* Begin Records to use *

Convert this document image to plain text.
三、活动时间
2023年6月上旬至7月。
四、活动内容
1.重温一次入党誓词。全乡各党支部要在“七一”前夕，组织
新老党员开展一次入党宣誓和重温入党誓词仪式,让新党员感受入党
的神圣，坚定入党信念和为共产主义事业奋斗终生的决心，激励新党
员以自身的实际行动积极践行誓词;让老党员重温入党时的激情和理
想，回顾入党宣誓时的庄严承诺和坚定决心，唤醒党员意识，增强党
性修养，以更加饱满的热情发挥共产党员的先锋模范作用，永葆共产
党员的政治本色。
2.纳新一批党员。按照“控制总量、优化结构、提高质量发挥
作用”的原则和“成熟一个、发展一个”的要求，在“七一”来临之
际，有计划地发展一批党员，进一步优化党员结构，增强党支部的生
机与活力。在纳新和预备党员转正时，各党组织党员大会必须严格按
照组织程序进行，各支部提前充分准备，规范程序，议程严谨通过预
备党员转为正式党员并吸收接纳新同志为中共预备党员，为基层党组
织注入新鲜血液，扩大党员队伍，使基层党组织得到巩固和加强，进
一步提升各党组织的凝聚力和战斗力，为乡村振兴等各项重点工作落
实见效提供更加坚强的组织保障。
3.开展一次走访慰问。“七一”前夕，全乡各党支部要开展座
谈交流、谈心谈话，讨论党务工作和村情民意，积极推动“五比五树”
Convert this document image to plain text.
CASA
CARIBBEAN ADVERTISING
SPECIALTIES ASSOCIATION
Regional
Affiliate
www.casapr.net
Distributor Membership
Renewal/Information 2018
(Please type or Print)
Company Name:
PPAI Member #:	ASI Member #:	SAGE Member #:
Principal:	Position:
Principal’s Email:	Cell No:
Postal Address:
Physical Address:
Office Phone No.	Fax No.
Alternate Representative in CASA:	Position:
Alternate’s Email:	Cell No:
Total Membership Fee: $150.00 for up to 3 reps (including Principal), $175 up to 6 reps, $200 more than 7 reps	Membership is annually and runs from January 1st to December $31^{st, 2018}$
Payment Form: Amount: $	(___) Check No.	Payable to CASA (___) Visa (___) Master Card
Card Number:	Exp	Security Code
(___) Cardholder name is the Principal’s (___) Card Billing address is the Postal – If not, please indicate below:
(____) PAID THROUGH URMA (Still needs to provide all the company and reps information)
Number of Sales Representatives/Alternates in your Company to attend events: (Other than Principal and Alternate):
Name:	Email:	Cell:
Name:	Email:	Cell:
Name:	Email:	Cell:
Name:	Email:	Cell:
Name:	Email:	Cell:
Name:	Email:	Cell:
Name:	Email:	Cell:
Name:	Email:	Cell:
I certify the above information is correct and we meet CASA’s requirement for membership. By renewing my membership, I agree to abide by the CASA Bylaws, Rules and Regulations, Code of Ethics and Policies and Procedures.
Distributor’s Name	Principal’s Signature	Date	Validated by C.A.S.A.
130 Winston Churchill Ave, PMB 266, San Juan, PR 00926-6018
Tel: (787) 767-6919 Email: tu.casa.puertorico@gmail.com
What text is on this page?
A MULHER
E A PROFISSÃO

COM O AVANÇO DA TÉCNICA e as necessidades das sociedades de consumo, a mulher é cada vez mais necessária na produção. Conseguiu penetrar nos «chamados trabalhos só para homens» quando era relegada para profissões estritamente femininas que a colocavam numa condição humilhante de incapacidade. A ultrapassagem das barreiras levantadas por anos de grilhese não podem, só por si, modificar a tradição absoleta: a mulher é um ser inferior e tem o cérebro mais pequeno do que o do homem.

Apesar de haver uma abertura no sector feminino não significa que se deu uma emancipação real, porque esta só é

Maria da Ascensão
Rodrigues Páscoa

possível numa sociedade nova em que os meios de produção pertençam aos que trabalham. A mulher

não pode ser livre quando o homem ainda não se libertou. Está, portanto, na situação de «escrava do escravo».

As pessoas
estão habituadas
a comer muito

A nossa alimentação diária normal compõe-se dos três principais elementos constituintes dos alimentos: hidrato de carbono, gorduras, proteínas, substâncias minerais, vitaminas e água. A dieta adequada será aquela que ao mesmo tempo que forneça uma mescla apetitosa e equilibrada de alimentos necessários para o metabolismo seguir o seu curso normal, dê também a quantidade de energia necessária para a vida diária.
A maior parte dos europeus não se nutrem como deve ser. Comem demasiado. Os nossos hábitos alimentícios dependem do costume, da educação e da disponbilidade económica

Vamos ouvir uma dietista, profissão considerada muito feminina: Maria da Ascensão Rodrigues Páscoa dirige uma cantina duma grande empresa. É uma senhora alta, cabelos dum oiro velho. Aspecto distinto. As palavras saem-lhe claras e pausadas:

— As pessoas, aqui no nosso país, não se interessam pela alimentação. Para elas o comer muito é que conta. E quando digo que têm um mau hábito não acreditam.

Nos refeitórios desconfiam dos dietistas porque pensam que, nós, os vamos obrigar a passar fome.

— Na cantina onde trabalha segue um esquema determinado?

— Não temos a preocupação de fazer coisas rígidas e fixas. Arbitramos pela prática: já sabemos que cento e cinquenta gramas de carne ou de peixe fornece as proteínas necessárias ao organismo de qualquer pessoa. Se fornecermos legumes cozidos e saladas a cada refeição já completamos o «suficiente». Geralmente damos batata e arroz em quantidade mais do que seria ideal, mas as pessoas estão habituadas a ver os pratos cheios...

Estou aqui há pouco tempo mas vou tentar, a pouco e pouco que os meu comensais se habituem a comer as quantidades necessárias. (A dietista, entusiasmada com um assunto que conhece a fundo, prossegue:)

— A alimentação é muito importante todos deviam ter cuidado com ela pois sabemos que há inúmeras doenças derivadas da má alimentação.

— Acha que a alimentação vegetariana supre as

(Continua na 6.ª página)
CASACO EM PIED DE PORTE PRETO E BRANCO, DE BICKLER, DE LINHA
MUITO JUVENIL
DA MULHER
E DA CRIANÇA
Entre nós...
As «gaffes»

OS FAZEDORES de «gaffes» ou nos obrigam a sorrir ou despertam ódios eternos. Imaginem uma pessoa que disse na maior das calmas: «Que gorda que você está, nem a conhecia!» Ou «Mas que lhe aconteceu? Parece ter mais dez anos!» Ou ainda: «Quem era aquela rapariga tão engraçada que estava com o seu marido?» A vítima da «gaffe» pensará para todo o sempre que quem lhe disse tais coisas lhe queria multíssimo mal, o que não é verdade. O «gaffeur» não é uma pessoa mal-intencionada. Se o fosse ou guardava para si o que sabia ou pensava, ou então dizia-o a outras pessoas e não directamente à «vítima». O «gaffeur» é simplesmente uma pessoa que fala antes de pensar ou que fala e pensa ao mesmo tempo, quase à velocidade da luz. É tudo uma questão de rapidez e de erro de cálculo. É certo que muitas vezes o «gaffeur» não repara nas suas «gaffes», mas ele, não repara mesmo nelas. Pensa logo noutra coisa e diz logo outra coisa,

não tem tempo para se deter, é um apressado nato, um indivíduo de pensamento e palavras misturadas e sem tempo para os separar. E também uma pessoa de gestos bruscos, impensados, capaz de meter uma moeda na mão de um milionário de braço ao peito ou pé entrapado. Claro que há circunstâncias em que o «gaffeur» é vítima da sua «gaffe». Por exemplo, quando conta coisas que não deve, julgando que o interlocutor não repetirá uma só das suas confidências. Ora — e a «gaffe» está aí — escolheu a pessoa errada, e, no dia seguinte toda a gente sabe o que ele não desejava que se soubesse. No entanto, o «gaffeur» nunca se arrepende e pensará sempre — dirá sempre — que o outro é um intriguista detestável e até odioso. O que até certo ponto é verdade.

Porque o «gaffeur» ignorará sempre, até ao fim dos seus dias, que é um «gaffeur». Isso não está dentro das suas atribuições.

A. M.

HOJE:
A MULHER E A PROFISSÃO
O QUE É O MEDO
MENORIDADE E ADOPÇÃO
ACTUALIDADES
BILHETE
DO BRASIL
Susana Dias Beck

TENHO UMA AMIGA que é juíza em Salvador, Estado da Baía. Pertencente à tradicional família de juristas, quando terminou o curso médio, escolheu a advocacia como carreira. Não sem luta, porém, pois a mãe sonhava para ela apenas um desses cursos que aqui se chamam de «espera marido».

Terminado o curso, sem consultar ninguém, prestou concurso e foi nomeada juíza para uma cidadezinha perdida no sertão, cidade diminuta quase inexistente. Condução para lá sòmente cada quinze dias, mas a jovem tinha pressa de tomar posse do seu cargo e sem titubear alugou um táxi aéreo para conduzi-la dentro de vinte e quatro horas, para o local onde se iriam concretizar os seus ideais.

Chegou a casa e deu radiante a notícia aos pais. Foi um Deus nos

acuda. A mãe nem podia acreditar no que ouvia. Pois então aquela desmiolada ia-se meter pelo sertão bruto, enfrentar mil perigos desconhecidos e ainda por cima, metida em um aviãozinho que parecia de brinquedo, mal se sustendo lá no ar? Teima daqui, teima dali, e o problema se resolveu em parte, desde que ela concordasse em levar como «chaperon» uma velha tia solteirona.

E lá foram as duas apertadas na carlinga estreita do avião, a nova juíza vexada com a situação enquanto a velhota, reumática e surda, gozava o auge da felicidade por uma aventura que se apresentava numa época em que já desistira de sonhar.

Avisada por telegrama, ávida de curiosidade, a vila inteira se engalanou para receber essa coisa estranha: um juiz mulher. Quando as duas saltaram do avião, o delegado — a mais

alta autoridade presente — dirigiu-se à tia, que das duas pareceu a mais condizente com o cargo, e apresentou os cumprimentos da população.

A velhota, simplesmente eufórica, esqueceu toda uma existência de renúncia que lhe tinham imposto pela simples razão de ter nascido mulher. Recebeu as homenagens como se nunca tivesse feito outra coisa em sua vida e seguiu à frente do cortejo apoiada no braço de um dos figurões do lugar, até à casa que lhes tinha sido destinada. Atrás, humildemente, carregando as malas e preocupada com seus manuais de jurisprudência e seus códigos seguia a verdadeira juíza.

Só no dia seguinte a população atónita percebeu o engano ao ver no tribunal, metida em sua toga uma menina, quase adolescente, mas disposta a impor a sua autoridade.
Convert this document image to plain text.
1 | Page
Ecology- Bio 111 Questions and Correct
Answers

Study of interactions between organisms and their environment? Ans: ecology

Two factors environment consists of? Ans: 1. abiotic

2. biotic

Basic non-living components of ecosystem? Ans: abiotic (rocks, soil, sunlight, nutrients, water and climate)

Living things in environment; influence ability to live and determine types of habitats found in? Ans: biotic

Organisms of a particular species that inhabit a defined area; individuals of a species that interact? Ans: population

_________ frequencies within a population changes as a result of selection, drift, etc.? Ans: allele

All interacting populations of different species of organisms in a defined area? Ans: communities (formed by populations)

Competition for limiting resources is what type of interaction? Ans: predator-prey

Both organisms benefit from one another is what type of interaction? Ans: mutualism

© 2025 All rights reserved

* End Records to use *

Goal: Determine the count of lines in the data above with the string "from" in them, and give that count alone.

Task response: 2